**Data for this exercise**
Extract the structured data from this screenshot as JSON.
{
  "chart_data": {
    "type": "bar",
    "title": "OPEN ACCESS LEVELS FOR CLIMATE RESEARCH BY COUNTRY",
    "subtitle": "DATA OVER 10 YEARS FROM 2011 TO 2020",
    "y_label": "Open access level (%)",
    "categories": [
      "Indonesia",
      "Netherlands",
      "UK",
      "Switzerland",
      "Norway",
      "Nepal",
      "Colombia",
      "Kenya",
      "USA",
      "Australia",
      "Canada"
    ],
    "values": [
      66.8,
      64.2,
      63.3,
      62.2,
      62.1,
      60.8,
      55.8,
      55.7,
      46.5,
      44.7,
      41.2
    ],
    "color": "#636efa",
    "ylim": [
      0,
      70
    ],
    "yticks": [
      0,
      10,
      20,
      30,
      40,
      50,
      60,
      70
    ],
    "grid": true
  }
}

==

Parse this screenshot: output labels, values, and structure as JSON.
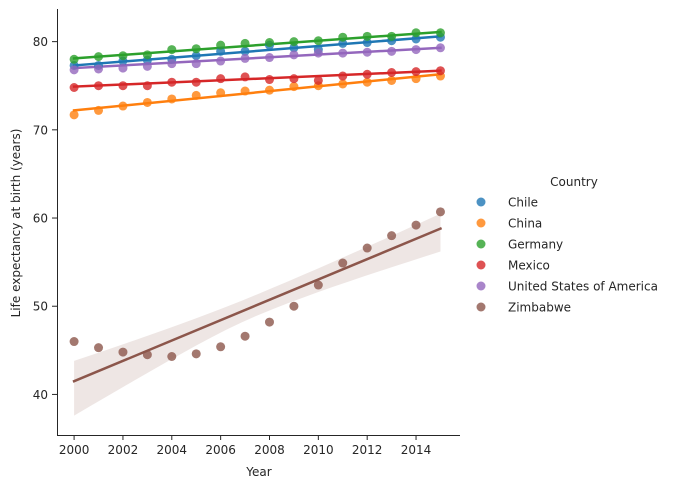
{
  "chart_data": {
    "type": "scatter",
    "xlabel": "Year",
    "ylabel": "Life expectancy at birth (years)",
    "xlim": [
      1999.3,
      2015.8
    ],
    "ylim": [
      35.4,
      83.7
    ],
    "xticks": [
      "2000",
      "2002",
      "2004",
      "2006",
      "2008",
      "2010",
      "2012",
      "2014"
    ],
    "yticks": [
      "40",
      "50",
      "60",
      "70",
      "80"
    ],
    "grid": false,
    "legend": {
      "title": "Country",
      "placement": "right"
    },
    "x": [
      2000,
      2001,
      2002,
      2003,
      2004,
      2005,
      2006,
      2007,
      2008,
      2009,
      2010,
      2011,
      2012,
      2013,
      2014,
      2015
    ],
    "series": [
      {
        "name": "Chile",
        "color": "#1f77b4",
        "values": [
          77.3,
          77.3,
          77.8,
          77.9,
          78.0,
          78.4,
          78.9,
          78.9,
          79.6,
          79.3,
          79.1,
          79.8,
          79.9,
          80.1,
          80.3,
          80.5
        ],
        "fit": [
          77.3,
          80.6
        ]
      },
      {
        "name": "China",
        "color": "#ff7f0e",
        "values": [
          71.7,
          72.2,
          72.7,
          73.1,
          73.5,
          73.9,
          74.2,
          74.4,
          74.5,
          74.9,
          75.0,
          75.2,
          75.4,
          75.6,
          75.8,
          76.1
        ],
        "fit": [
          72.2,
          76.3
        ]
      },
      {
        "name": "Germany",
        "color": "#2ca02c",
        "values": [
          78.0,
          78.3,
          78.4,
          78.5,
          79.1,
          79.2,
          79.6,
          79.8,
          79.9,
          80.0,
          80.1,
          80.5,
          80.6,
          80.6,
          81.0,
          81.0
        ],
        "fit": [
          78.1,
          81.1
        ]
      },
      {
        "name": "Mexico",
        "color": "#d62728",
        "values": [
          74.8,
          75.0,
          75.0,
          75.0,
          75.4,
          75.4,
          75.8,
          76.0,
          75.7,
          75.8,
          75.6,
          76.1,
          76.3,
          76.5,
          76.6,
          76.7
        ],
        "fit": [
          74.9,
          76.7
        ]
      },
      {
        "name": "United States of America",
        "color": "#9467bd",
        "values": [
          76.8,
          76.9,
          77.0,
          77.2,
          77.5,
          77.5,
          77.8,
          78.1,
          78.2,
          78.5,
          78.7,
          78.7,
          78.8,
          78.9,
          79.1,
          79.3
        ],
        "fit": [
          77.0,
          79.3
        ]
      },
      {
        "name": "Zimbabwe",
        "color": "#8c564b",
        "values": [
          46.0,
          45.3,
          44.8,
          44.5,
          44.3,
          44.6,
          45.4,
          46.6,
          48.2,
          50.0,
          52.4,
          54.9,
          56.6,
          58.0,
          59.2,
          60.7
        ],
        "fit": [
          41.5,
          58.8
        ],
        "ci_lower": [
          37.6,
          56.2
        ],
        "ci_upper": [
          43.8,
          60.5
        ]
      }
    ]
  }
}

==

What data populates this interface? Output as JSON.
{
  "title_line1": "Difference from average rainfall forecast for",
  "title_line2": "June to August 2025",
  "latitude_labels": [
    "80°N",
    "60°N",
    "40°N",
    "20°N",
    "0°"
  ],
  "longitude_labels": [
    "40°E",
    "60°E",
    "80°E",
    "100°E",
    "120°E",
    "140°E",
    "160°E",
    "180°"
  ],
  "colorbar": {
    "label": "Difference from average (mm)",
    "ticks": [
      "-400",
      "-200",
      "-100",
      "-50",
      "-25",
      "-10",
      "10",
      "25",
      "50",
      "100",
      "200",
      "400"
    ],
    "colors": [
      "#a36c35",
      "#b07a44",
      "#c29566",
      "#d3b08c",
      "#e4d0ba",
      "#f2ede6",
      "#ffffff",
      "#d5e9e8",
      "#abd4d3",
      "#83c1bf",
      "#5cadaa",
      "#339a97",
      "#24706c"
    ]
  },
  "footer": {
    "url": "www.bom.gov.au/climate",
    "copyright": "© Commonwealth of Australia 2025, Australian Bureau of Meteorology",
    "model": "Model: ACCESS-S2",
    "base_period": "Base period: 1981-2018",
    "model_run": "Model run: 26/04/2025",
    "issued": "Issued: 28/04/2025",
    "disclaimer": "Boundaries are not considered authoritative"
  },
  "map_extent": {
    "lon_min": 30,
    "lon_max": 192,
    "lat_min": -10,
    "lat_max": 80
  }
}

**What to work on**
Extract all lines from the data in which "name" is found.

**Answer to this task**
        "name": "Chile",
        "name": "China",
        "name": "Germany",
        "name": "Mexico",
        "name": "United States of America",
        "name": "Zimbabwe",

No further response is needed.